### REQUIREMENTS:
Narrow the data below down to the lines containing "cases".

### AVAILABLE RECORDS:
□ □ □ □

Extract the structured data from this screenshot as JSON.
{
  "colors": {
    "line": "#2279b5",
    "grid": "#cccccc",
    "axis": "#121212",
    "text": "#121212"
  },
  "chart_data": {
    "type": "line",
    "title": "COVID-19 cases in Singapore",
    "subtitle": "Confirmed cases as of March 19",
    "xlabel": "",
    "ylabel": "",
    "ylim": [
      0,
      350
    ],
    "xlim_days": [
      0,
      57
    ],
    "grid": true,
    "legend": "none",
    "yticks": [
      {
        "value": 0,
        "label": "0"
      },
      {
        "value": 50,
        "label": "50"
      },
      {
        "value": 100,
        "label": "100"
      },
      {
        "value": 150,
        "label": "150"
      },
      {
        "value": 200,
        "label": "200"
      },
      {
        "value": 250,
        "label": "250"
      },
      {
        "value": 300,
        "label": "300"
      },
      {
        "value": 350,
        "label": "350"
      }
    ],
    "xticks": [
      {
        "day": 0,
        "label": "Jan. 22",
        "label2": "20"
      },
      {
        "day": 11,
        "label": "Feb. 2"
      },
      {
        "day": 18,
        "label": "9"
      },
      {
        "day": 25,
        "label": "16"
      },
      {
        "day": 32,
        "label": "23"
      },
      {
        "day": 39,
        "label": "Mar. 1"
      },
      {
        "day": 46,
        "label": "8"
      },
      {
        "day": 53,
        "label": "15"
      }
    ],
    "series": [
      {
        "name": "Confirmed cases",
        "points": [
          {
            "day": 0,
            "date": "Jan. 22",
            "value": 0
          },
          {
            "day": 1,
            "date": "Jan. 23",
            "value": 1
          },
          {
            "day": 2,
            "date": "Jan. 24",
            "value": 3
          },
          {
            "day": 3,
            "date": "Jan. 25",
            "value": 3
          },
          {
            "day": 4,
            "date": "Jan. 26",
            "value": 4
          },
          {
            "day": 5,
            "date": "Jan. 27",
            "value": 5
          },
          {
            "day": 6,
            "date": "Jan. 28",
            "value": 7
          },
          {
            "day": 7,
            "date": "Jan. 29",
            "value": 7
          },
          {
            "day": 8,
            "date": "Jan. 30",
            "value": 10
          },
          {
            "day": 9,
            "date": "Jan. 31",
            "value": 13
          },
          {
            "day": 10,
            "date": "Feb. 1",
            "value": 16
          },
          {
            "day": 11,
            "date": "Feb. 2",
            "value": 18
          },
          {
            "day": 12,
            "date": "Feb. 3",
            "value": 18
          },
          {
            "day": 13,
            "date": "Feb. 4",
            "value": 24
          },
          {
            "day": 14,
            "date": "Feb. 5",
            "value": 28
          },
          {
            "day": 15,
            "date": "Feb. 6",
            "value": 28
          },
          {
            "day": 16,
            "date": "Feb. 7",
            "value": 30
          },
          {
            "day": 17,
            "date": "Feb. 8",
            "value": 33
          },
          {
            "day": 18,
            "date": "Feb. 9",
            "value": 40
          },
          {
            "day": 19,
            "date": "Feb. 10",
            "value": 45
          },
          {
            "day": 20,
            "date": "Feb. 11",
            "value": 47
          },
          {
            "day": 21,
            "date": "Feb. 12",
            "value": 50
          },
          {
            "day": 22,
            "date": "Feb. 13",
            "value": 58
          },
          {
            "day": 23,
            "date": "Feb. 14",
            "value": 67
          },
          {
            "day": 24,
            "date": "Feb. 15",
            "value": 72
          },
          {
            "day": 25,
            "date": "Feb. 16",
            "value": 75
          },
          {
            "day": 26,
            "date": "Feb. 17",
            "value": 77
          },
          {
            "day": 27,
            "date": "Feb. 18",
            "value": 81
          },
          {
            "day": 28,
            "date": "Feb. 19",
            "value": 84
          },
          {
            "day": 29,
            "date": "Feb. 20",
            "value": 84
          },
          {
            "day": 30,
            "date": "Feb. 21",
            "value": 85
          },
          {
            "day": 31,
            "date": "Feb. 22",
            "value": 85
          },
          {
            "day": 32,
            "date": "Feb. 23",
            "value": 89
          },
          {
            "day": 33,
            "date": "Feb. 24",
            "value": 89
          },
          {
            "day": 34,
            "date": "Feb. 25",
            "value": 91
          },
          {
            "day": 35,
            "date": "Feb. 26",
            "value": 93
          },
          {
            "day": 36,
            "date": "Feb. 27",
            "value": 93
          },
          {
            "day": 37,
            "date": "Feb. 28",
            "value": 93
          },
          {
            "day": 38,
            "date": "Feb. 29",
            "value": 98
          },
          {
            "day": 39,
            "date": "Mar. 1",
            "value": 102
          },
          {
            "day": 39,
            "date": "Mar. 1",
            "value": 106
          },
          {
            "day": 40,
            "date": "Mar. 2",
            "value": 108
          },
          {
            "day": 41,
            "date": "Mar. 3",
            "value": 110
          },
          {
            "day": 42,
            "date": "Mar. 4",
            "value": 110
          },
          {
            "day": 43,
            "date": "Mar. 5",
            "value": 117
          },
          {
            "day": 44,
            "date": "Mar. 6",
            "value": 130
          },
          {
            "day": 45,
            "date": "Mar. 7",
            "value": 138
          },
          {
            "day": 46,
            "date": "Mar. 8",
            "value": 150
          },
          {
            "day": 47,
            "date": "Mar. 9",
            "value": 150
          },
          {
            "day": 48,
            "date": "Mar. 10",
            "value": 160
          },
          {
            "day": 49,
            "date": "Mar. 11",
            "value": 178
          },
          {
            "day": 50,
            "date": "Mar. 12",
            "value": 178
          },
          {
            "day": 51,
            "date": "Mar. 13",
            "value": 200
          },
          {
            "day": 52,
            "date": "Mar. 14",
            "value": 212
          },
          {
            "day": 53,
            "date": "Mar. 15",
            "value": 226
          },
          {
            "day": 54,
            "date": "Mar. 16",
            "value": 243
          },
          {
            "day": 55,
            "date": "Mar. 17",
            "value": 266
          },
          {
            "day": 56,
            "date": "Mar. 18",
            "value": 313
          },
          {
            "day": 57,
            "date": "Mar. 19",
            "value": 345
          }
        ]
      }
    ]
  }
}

□ □ □ □

### RESULT FOR THIS TASK:
    "title": "COVID-19 cases in Singapore",
    "subtitle": "Confirmed cases as of March 19",
        "name": "Confirmed cases",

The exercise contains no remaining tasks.